• _MATERIAL PROVIDED_:
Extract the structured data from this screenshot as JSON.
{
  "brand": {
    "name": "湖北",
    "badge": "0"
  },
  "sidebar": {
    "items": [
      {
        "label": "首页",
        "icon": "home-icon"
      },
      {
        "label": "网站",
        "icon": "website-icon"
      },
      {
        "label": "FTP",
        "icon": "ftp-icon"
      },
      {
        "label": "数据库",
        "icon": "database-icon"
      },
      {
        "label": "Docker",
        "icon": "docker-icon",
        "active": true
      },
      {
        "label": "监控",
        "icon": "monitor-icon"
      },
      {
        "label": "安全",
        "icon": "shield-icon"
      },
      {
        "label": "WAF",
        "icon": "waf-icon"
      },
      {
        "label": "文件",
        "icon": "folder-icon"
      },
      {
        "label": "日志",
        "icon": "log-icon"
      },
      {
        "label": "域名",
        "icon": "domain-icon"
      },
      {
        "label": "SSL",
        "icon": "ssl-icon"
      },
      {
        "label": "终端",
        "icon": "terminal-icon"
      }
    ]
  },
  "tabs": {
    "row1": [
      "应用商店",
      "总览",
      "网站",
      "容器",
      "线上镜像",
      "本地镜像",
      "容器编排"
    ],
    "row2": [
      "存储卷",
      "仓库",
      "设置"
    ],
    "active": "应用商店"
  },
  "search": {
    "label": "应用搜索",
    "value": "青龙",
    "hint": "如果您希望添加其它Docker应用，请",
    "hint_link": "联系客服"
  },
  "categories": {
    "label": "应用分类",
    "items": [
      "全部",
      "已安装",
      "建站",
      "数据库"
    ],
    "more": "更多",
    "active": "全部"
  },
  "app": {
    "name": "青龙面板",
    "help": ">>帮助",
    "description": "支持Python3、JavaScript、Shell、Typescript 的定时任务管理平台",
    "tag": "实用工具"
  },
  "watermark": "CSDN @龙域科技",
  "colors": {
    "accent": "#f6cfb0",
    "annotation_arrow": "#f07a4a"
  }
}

• _SET TASK_:
Give the entries once more, exactly as they appear.

• _PROBLEM SOLUTION_:
Extract the structured data from this screenshot as JSON.
{
  "brand": {
    "name": "湖北",
    "badge": "0"
  },
  "sidebar": {
    "items": [
      {
        "label": "首页",
        "icon": "home-icon"
      },
      {
        "label": "网站",
        "icon": "website-icon"
      },
      {
        "label": "FTP",
        "icon": "ftp-icon"
      },
      {
        "label": "数据库",
        "icon": "database-icon"
      },
      {
        "label": "Docker",
        "icon": "docker-icon",
        "active": true
      },
      {
        "label": "监控",
        "icon": "monitor-icon"
      },
      {
        "label": "安全",
        "icon": "shield-icon"
      },
      {
        "label": "WAF",
        "icon": "waf-icon"
      },
      {
        "label": "文件",
        "icon": "folder-icon"
      },
      {
        "label": "日志",
        "icon": "log-icon"
      },
      {
        "label": "域名",
        "icon": "domain-icon"
      },
      {
        "label": "SSL",
        "icon": "ssl-icon"
      },
      {
        "label": "终端",
        "icon": "terminal-icon"
      }
    ]
  },
  "tabs": {
    "row1": [
      "应用商店",
      "总览",
      "网站",
      "容器",
      "线上镜像",
      "本地镜像",
      "容器编排"
    ],
    "row2": [
      "存储卷",
      "仓库",
      "设置"
    ],
    "active": "应用商店"
  },
  "search": {
    "label": "应用搜索",
    "value": "青龙",
    "hint": "如果您希望添加其它Docker应用，请",
    "hint_link": "联系客服"
  },
  "categories": {
    "label": "应用分类",
    "items": [
      "全部",
      "已安装",
      "建站",
      "数据库"
    ],
    "more": "更多",
    "active": "全部"
  },
  "app": {
    "name": "青龙面板",
    "help": ">>帮助",
    "description": "支持Python3、JavaScript、Shell、Typescript 的定时任务管理平台",
    "tag": "实用工具"
  },
  "watermark": "CSDN @龙域科技",
  "colors": {
    "accent": "#f6cfb0",
    "annotation_arrow": "#f07a4a"
  }
}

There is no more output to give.